== Dataset records ==
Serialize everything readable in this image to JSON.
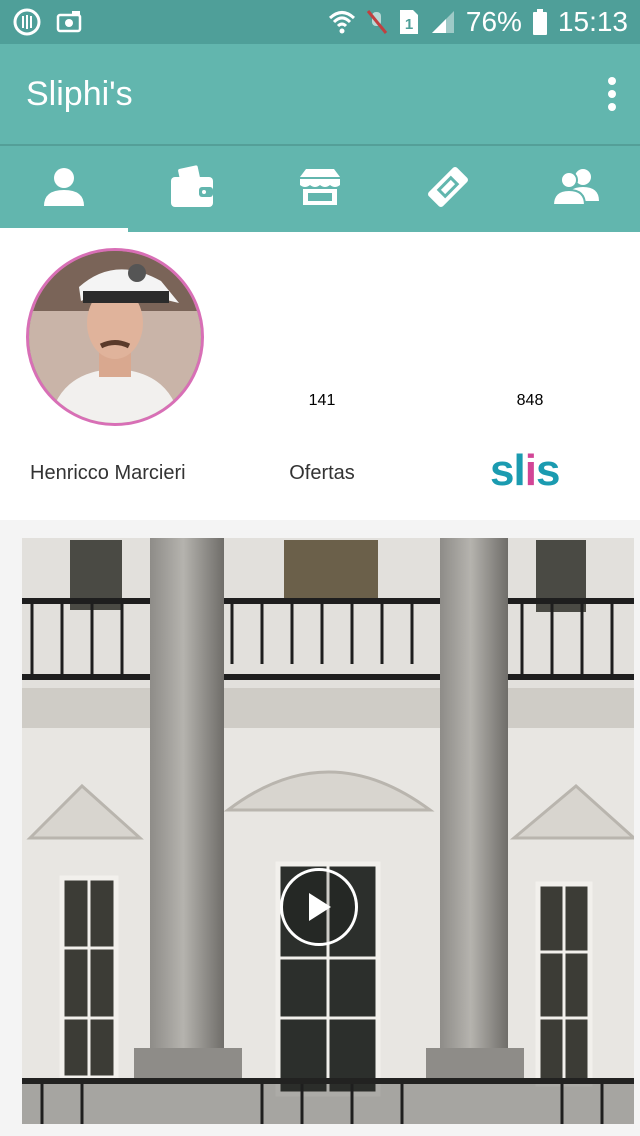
{
  "status_bar": {
    "battery": "76%",
    "time": "15:13",
    "sim_label": "1"
  },
  "app_bar": {
    "title": "Sliphi's",
    "overflow_menu_icon": "more-vert-icon"
  },
  "tabs": [
    {
      "name": "profile",
      "icon": "person-icon",
      "active": true
    },
    {
      "name": "wallet",
      "icon": "wallet-icon",
      "active": false
    },
    {
      "name": "store",
      "icon": "store-icon",
      "active": false
    },
    {
      "name": "tickets",
      "icon": "ticket-icon",
      "active": false
    },
    {
      "name": "friends",
      "icon": "group-icon",
      "active": false
    }
  ],
  "profile": {
    "name": "Henricco Marcieri",
    "offers_count": "141",
    "offers_label": "Ofertas",
    "slis_count": "848",
    "slis_logo_text": "slis"
  },
  "video": {
    "play_icon": "play-icon"
  },
  "colors": {
    "primary": "#62b6ae",
    "status_bar": "#4f9f99",
    "avatar_border": "#d86fb6",
    "slis_blue": "#1b9bb0",
    "slis_pink": "#d24596"
  }
}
===
_Written exercise_
The records shown above are to be repeated exactly, with the pictures left out.

_Answer to this problem_
Serialize everything readable in this image to JSON.
{
  "status_bar": {
    "battery": "76%",
    "time": "15:13",
    "sim_label": "1"
  },
  "app_bar": {
    "title": "Sliphi's",
    "overflow_menu_icon": "more-vert-icon"
  },
  "tabs": [
    {
      "name": "profile",
      "icon": "person-icon",
      "active": true
    },
    {
      "name": "wallet",
      "icon": "wallet-icon",
      "active": false
    },
    {
      "name": "store",
      "icon": "store-icon",
      "active": false
    },
    {
      "name": "tickets",
      "icon": "ticket-icon",
      "active": false
    },
    {
      "name": "friends",
      "icon": "group-icon",
      "active": false
    }
  ],
  "profile": {
    "name": "Henricco Marcieri",
    "offers_count": "141",
    "offers_label": "Ofertas",
    "slis_count": "848",
    "slis_logo_text": "slis"
  },
  "video": {
    "play_icon": "play-icon"
  },
  "colors": {
    "primary": "#62b6ae",
    "status_bar": "#4f9f99",
    "avatar_border": "#d86fb6",
    "slis_blue": "#1b9bb0",
    "slis_pink": "#d24596"
  }
}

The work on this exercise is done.